- Task brief: From the source extract on New Zealand's UNESCO World Heritage Site stamps, extract the passage between "StampNews.com is glad" and "World Heritage Committee.", inclusive, copying it word for word.

- Source extract:
----

StampNews.com is glad to introduce a new stamp set by New Zealand Post that depicts gorgeous UNESCO World Heritage Sites. New Zealand is home to three UNESCO World Heritage Sites – Te Wahipounamu – South West New Zealand, Tongariro National Park, and the New Zealand Sub-Antarctic Islands – drawing thousands of local and international tourists every year. This special stamp issue showcases these scenic locations in all their glory.
UNESCO (the United Nations Educational, Scientific and Cultural Organization) World Heritage Sites are locations with cultural and/ or national significance as decreed by the World Heritage Committee.
New Zealand's UNESCO World Heritage Sites stretch across the country. Tongariro National Park is located in the central North Island, Te Wahipounamu is located in the south-west of the South Island and the Sub-Antarctic Islands are found south of the South Island.

----

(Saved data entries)

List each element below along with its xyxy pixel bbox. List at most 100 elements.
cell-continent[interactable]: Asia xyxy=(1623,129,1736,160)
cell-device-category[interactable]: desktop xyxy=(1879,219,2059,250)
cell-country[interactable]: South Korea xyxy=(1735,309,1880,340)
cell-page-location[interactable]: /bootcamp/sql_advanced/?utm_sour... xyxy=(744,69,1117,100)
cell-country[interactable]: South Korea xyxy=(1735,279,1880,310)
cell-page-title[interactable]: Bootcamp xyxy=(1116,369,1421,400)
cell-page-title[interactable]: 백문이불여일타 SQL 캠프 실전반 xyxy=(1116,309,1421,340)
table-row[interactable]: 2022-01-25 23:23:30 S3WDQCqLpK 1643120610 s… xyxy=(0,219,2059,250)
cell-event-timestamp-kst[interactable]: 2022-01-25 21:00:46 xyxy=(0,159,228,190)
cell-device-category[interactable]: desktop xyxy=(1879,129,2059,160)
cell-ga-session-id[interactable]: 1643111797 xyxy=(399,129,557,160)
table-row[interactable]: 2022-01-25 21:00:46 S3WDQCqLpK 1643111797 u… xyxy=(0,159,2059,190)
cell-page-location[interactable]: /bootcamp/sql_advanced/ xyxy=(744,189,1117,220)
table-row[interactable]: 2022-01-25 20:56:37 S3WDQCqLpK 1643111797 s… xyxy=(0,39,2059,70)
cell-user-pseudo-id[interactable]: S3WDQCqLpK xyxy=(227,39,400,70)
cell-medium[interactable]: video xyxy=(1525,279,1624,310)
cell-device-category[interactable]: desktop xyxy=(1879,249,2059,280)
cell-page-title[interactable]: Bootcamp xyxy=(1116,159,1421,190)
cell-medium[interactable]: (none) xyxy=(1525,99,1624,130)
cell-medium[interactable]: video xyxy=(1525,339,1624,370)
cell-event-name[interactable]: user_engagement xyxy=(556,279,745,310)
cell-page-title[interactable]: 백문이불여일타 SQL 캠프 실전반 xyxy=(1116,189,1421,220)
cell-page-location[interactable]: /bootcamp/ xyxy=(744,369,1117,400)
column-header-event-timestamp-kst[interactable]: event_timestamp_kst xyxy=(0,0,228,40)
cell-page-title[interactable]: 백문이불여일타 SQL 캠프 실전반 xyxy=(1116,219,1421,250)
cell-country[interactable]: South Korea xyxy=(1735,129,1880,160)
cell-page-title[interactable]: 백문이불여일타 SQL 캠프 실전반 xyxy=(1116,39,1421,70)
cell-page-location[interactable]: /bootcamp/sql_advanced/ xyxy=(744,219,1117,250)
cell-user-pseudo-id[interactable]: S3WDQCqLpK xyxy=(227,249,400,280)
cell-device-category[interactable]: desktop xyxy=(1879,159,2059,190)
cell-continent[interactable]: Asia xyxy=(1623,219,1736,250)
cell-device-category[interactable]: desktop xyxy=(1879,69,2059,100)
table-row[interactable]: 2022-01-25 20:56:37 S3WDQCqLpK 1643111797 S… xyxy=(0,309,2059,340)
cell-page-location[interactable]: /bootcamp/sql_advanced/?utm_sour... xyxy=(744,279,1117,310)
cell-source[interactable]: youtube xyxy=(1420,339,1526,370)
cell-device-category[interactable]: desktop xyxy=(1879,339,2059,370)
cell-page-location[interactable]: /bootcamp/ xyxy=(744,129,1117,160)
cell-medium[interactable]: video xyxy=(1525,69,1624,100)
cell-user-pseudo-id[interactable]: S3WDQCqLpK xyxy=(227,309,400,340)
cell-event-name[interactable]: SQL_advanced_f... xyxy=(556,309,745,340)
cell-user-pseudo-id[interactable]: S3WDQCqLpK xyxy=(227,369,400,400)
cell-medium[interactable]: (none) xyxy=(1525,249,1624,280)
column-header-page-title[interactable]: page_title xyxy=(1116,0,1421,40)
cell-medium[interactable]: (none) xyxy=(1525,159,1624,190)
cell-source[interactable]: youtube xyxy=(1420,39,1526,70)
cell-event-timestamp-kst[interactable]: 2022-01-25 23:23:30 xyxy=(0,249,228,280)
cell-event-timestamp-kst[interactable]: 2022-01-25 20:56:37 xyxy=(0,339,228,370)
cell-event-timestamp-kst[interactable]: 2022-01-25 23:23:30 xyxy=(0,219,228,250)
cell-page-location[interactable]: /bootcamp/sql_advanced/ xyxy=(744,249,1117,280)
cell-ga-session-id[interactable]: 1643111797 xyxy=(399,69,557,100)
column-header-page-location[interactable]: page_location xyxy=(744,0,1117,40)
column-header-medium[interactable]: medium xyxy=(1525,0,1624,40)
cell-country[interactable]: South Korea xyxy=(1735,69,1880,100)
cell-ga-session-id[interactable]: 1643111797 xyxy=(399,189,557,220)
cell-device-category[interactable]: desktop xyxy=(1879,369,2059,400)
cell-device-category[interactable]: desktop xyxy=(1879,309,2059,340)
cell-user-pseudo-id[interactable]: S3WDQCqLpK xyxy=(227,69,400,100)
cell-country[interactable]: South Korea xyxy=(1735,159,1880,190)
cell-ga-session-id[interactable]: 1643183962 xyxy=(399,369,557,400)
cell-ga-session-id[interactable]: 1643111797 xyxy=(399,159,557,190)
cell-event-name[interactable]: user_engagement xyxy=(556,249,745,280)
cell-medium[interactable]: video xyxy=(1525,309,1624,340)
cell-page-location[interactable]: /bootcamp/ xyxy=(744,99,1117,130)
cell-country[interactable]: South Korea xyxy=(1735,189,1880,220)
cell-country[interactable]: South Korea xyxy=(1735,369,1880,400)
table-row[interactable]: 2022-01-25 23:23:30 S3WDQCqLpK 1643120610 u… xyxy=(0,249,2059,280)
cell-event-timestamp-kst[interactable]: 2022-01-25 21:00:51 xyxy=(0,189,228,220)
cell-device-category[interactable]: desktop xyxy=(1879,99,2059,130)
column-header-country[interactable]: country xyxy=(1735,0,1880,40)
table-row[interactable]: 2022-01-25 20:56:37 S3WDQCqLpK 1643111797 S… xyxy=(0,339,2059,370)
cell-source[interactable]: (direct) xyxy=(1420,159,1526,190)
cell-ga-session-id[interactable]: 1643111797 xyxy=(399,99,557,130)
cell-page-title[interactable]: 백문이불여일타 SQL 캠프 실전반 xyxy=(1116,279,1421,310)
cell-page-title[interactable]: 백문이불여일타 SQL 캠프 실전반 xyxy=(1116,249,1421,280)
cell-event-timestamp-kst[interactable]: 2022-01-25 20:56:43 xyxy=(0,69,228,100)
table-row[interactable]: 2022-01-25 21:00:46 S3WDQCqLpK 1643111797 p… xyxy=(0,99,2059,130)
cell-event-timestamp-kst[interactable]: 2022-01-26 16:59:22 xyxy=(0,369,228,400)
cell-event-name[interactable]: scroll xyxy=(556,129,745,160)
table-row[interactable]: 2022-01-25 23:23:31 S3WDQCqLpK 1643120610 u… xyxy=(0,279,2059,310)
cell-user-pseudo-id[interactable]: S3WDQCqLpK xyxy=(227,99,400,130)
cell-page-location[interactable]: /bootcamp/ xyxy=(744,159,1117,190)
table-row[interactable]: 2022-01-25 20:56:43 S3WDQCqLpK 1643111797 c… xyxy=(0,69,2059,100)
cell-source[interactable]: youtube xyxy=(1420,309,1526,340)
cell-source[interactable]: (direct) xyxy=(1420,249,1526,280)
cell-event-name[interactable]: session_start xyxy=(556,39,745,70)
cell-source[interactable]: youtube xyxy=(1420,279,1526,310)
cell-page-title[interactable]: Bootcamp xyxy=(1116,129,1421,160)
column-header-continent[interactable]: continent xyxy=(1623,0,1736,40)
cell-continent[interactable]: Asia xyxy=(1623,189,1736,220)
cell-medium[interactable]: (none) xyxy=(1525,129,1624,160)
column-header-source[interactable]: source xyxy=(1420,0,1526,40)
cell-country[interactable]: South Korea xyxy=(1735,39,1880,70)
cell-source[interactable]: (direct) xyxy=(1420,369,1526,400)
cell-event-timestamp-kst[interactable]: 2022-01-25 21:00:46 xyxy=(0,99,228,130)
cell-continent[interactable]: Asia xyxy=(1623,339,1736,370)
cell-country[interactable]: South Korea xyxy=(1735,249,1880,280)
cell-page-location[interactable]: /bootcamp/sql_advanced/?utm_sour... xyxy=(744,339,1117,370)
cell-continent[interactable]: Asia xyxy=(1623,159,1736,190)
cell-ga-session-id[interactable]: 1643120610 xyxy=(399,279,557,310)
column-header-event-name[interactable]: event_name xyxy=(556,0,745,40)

----

- Answer section:
StampNews.com is glad to introduce a new stamp set by New Zealand Post that depicts gorgeous UNESCO World Heritage Sites. New Zealand is home to three UNESCO World Heritage Sites – Te Wahipounamu – South West New Zealand, Tongariro National Park, and the New Zealand Sub-Antarctic Islands – drawing thousands of local and international tourists every year. This special stamp issue showcases these scenic locations in all their glory.
UNESCO (the United Nations Educational, Scientific and Cultural Organization) World Heritage Sites are locations with cultural and/ or national significance as decreed by the World Heritage Committee.